- Given problem:
Check every line below for the string "year", and copy the lines that contain it.

- Saved entries:
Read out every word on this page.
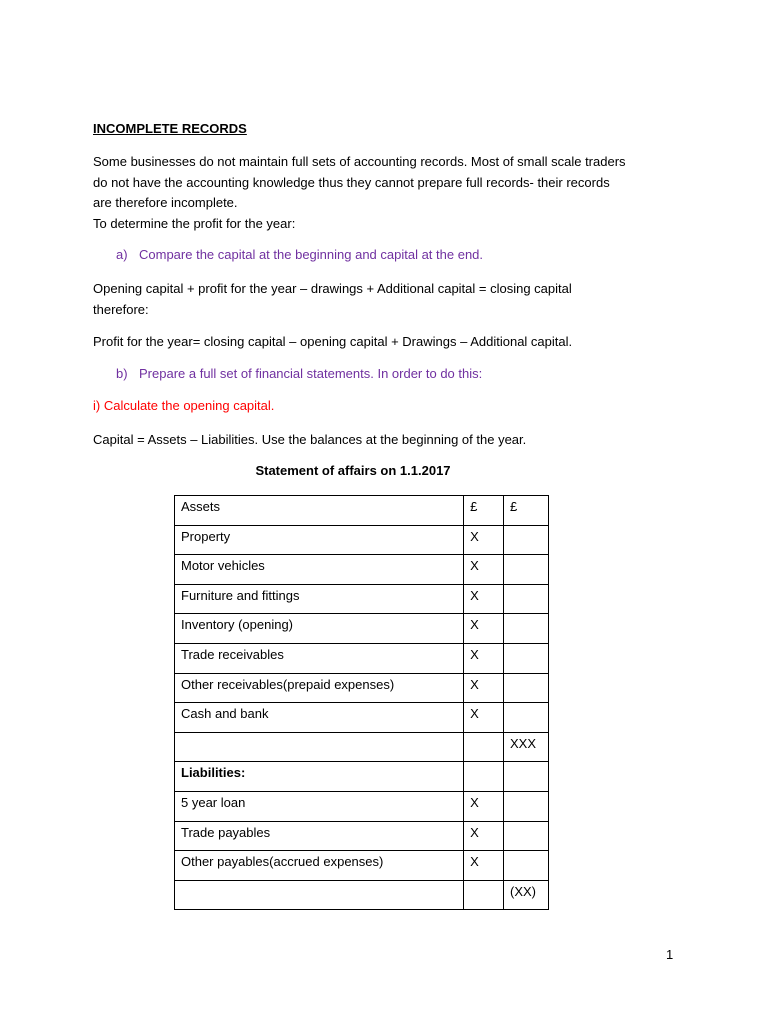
INCOMPLETE RECORDS

Some businesses do not maintain full sets of accounting records. Most of small scale traders
do not have the accounting knowledge thus they cannot prepare full records- their records
are therefore incomplete.
To determine the profit for the year:

a) Compare the capital at the beginning and capital at the end.

Opening capital + profit for the year – drawings + Additional capital = closing capital
therefore:

Profit for the year= closing capital – opening capital + Drawings – Additional capital.

b) Prepare a full set of financial statements. In order to do this:
i) Calculate the opening capital.

Capital = Assets – Liabilities. Use the balances at the beginning of the year.

Statement of affairs on 1.1.2017
Assets	£	£
Property	X	
Motor vehicles	X	
Furniture and fittings	X	
Inventory (opening)	X	
Trade receivables	X	
Other receivables(prepaid expenses)	X	
Cash and bank	X	
		XXX
Liabilities:		
5 year loan	X	
Trade payables	X	
Other payables(accrued expenses)	X	
		(XX)
1
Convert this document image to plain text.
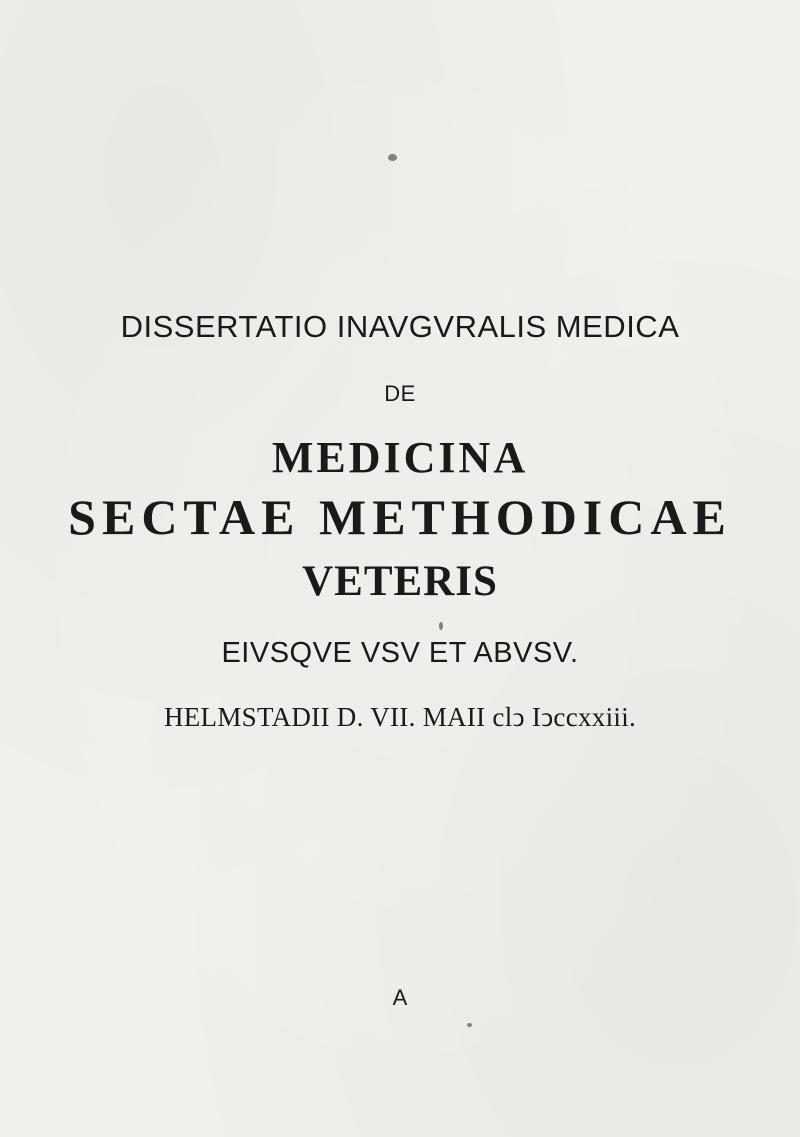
DISSERTATIO INAVGVRALIS MEDICA

DE

MEDICINA

SECTAE METHODICAE

VETERIS

EIVSQVE VSV ET ABVSV.

HELMSTADII D. VII. MAII clↄ Iↄccxxiii.

A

- Written solution:
To determine the profit for the year:
Opening capital + profit for the year – drawings + Additional capital = closing capital
Profit for the year= closing capital – opening capital + Drawings – Additional capital.
Capital = Assets – Liabilities. Use the balances at the beginning of the year.
5 year loan	X	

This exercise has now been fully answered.